→ **Consegne**
[1] Elenca tutti i titoletti di sezione presenti nel brano sul nuovo Project Manager.
[2] Rispondi alle seguenti domande sul brano sul nuovo Project Manager.
(a) Quale rapporto conferma che le performance nascono da fiducia, relazioni e appartenenza?
(b) Che cosa controllava una volta il PM?
(c) Che cosa accende la responsabilizzazione?
[3] Riprendi il brano sul nuovo Project Manager e prosegui il testo dopo la frase «Non contiamo solo numeri.»

→ **Brano da analizzare**
■ ■ ■ ■ ■

07/05/2025
🌟 Il nuovo Project Manager è custode di contesto e benessere.
La scorsa settimana ho raccontato il mio modo di vivere il ruolo di Team Leader. Oggi andiamo ancora più a fondo.
Il PM sta cambiando. Chi non cambia... (⚠️ Spoiler: guarda la cover del mio profilo LinkedIn 😁)
💛 Dal Controllo alla Cura del Contesto
Una volta il PM controllava task e ritardi.
Oggi non basta: il World Happiness Report 2024 conferma che performance nascono da fiducia, relazioni, appartenenza.
Creo contesto, chiarezza di visione e senso condiviso. È così che i team evolvono davvero.
📚 Dal Monitoraggio alla Responsabilizzazione
Spuntare task non basta.
Un vero Team Leader costruisce autonomia e libera il potenziale.
Il controllo rigido soffoca. La responsabilizzazione accende energia, creatività e resilienza.
💡 Dai KPI agli Emotional KPI
Non contiamo solo numeri.

■ ■ ■ ■ ■

→ **Estratti dal dataset**
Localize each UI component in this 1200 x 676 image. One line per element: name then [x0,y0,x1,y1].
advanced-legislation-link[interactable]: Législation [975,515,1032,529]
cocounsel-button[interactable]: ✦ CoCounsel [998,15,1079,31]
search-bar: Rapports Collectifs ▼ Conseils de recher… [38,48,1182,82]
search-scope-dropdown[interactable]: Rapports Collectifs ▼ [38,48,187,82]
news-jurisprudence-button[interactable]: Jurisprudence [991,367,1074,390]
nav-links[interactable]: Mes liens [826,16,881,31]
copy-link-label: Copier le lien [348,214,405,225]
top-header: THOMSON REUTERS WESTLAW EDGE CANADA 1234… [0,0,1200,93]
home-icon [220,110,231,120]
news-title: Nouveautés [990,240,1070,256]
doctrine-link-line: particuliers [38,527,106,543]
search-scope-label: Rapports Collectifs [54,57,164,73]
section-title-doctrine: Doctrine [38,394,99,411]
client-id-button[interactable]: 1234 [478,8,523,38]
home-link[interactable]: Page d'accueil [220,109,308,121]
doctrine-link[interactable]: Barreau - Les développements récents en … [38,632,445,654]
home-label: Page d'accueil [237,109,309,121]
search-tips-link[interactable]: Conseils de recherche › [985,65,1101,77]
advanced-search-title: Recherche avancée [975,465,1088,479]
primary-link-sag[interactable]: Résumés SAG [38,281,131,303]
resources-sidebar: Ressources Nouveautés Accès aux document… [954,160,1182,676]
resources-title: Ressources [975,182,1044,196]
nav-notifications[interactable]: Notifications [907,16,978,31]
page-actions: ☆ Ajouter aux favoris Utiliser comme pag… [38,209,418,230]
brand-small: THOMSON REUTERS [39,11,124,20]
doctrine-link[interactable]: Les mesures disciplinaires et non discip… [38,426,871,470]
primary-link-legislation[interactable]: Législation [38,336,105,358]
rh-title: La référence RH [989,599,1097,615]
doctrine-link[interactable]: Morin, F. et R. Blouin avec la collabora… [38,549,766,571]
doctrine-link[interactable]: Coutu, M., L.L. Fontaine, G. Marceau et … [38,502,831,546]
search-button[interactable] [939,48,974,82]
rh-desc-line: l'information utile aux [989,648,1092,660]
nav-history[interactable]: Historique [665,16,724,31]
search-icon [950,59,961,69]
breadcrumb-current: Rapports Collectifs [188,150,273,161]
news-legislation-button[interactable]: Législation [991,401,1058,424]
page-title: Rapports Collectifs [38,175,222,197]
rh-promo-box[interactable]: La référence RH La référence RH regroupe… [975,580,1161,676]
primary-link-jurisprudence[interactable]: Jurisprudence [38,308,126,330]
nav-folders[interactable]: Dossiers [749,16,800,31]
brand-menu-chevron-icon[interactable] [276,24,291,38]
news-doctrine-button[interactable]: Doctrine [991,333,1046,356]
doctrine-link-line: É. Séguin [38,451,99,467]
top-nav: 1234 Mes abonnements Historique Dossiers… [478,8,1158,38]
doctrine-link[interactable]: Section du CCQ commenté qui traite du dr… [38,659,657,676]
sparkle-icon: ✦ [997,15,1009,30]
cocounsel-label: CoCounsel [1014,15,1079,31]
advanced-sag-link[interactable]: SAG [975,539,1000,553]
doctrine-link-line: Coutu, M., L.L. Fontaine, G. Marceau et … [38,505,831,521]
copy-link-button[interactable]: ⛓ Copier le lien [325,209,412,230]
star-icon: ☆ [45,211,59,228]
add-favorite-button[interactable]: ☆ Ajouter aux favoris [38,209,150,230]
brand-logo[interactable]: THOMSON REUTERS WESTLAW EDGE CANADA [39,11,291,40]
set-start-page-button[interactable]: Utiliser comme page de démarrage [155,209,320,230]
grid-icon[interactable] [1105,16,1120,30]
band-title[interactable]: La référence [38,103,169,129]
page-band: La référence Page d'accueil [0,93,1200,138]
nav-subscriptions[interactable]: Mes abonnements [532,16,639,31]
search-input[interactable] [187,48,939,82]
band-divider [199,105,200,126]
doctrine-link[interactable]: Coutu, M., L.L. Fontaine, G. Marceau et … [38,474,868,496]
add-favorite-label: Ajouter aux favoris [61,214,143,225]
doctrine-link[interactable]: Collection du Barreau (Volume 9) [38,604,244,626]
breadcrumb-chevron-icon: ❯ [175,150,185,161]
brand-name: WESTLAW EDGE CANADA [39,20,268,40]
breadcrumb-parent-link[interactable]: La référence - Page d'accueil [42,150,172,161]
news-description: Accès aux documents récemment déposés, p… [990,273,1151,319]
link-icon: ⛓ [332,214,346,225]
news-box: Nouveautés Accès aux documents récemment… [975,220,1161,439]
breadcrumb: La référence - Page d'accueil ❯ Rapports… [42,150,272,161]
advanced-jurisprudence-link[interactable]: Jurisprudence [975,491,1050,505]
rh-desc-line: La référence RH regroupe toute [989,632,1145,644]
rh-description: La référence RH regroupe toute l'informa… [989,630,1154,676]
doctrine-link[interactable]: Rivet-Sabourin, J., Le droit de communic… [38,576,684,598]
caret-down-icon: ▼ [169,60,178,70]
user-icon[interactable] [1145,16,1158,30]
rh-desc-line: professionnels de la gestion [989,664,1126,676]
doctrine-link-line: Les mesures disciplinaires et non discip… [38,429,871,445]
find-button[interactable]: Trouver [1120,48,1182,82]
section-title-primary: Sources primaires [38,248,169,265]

■ ■ ■ ■ ■

→ **Soluzioni**
[1]
Dal Controllo alla Cura del Contesto
Dal Monitoraggio alla Responsabilizzazione
Dai KPI agli Emotional KPI

[2]
(a) Il World Happiness Report 2024.
(b) Task e ritardi.
(c) Energia, creatività e resilienza.

[3]
Gestire il clima emotivo oggi è strategico: felicità, motivazione, energia sono il vero carburante della produttività sostenibile.
🤝 Dalla Microgestione alla Facilitazione
Non microgestisco. Facilito.
Creo le condizioni per flussi naturali e connessioni reali.
Il leader moderno è ai bordi, a sostegno del team.
📖 Il PM come CHO operativo
Da anni mi formo su Mindset Innovation e CHO, perché il futuro era chiaro:
✅ Custodire il benessere del team
✅ Guidare il passaggio dal dovere al significato
✅ Facilitare il cambiamento culturale
📓 In sintesi:
Il vero PM oggi è un "Chief Context Officer": guida con senso, empatia e competenza.
Lavora sulla qualità del "come", perché è lì che nasce la grandezza del "cosa".